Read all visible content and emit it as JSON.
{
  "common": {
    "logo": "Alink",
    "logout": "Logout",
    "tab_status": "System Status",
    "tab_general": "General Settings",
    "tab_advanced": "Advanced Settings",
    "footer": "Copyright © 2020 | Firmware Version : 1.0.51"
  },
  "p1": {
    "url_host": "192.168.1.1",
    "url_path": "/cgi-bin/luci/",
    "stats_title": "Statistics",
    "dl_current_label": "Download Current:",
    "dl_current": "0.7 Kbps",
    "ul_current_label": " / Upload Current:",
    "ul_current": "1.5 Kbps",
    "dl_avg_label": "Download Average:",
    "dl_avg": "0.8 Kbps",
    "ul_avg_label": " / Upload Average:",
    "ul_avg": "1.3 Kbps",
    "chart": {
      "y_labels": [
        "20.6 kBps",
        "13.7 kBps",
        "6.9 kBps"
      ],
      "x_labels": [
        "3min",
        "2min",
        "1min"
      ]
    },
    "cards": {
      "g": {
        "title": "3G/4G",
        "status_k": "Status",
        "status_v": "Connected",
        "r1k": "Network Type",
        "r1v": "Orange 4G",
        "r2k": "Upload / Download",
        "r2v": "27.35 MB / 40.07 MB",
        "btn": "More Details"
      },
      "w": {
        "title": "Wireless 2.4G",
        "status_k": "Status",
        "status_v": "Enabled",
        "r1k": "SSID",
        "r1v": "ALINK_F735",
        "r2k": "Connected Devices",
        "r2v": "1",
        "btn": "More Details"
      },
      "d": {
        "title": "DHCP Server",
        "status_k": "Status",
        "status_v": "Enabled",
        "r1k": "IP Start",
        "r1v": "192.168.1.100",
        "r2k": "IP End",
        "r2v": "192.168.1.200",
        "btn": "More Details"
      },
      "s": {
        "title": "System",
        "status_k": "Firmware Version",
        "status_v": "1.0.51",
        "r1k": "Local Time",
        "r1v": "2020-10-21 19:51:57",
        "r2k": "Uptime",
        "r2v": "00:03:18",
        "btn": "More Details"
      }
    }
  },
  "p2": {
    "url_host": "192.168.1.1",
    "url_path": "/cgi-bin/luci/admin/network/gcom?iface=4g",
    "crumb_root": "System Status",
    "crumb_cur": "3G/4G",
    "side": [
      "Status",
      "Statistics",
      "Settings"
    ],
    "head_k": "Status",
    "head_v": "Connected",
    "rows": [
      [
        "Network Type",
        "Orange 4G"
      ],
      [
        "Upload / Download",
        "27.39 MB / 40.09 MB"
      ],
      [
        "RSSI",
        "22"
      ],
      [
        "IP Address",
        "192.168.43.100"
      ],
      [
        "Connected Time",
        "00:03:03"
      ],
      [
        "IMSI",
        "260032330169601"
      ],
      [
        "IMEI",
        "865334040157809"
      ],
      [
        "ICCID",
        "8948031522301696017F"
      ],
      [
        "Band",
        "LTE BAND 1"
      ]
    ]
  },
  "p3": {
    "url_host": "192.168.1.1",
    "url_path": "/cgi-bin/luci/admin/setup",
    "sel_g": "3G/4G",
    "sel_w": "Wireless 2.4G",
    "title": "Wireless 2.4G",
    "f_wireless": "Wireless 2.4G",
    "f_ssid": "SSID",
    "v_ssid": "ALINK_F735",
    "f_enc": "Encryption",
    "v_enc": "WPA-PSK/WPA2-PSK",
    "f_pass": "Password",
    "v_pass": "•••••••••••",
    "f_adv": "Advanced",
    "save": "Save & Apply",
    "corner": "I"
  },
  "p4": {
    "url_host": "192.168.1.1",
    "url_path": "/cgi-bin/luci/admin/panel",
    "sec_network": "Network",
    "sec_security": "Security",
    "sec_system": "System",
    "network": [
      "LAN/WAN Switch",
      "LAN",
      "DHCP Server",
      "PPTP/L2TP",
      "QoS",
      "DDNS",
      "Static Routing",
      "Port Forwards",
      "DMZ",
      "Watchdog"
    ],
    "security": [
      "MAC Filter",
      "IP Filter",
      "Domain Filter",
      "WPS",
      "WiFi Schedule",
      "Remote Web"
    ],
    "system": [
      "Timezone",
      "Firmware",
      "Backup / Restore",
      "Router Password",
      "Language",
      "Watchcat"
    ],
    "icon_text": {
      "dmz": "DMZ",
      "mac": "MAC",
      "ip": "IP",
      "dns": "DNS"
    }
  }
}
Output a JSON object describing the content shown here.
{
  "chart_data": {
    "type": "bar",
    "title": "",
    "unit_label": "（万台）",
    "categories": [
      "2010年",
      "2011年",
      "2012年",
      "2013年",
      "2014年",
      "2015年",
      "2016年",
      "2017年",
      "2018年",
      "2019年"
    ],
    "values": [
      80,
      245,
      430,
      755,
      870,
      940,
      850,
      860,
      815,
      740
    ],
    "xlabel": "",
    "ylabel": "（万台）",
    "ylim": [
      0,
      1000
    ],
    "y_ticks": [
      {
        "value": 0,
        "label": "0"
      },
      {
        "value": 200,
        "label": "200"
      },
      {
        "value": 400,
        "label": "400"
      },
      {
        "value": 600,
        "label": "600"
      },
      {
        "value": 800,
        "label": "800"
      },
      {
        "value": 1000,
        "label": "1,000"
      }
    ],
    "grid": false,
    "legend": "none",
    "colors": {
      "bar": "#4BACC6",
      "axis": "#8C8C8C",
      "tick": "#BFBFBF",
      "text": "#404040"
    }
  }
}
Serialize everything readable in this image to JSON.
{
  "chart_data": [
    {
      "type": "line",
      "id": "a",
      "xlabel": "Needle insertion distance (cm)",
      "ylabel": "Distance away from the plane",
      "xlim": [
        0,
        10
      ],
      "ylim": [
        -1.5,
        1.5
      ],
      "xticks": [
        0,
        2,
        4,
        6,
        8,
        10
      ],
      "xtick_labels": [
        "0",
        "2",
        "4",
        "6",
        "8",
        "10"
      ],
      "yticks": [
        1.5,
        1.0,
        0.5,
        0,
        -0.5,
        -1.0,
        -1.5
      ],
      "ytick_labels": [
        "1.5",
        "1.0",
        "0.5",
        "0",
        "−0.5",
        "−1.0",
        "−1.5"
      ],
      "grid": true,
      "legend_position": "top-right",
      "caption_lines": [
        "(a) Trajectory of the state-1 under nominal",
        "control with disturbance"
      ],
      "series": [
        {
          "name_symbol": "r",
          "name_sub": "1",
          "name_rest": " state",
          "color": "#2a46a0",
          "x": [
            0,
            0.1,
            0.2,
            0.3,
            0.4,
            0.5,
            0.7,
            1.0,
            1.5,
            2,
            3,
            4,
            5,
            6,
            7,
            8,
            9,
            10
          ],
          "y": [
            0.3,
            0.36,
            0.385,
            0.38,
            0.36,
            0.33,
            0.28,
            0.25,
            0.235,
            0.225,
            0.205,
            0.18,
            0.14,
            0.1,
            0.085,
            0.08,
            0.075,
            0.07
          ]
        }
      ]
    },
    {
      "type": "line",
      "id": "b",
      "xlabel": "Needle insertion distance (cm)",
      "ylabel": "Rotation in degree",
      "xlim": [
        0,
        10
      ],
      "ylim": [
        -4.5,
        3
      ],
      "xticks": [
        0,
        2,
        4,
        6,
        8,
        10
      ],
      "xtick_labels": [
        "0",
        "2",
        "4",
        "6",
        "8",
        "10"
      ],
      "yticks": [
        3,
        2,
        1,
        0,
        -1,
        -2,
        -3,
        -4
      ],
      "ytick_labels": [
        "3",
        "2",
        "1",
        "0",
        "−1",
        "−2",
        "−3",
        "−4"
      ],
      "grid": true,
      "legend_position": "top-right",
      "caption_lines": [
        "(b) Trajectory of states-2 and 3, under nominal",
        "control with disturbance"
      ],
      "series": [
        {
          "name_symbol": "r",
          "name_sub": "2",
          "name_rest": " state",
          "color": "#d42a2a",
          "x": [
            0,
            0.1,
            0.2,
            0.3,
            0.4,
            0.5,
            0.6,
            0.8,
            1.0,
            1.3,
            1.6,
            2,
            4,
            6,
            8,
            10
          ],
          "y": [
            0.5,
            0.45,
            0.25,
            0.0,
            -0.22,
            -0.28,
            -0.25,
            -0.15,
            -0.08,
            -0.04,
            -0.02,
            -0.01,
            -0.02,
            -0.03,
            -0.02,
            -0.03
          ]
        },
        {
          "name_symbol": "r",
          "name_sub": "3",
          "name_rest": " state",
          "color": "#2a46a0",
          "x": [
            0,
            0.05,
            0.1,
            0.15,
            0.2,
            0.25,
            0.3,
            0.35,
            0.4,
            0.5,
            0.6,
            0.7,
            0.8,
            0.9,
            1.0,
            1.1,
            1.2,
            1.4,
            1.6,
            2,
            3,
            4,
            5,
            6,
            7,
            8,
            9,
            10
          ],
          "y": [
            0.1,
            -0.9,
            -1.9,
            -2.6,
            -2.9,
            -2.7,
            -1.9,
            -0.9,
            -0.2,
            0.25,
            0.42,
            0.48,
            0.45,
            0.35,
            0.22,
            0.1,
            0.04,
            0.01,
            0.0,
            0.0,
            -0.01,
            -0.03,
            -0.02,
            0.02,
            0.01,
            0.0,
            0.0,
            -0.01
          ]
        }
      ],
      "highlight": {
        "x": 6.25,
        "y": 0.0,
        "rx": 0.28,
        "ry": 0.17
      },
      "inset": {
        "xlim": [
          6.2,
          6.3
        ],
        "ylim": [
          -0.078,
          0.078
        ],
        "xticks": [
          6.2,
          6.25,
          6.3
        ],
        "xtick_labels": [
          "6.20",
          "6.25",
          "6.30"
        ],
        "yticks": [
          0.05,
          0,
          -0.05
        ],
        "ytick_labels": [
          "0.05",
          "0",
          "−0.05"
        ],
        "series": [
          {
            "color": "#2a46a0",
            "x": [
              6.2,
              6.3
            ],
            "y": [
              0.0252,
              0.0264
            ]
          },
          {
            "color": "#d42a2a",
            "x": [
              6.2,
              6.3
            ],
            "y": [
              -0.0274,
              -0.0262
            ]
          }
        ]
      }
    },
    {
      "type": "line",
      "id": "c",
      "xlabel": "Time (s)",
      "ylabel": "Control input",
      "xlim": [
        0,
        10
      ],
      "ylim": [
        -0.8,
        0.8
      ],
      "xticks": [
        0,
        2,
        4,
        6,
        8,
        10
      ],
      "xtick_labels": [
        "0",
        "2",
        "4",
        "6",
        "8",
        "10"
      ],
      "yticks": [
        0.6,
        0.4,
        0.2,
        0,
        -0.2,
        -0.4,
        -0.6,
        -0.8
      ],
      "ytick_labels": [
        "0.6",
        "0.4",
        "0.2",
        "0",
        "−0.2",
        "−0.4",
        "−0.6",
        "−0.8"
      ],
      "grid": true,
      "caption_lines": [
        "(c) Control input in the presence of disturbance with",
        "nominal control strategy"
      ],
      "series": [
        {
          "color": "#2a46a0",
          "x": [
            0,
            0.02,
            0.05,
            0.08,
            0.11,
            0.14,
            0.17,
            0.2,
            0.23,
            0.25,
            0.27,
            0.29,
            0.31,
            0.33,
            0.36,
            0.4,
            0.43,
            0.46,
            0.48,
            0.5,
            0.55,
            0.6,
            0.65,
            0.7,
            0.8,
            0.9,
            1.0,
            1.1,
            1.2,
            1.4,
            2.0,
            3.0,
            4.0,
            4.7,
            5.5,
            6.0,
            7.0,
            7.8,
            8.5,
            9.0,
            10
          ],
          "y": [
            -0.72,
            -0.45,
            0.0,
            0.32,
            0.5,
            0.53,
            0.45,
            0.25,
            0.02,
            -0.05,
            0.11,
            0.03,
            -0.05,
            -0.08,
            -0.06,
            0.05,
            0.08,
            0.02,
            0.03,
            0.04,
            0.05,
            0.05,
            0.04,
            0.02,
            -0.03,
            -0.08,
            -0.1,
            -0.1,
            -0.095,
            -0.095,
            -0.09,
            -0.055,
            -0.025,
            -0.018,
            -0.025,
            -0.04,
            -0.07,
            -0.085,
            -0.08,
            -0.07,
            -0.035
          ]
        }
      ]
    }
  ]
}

————————

What the task requires: List the lines that contain the word "input".

The solution:
      "ylabel": "Control input",
        "(c) Control input in the presence of disturbance with",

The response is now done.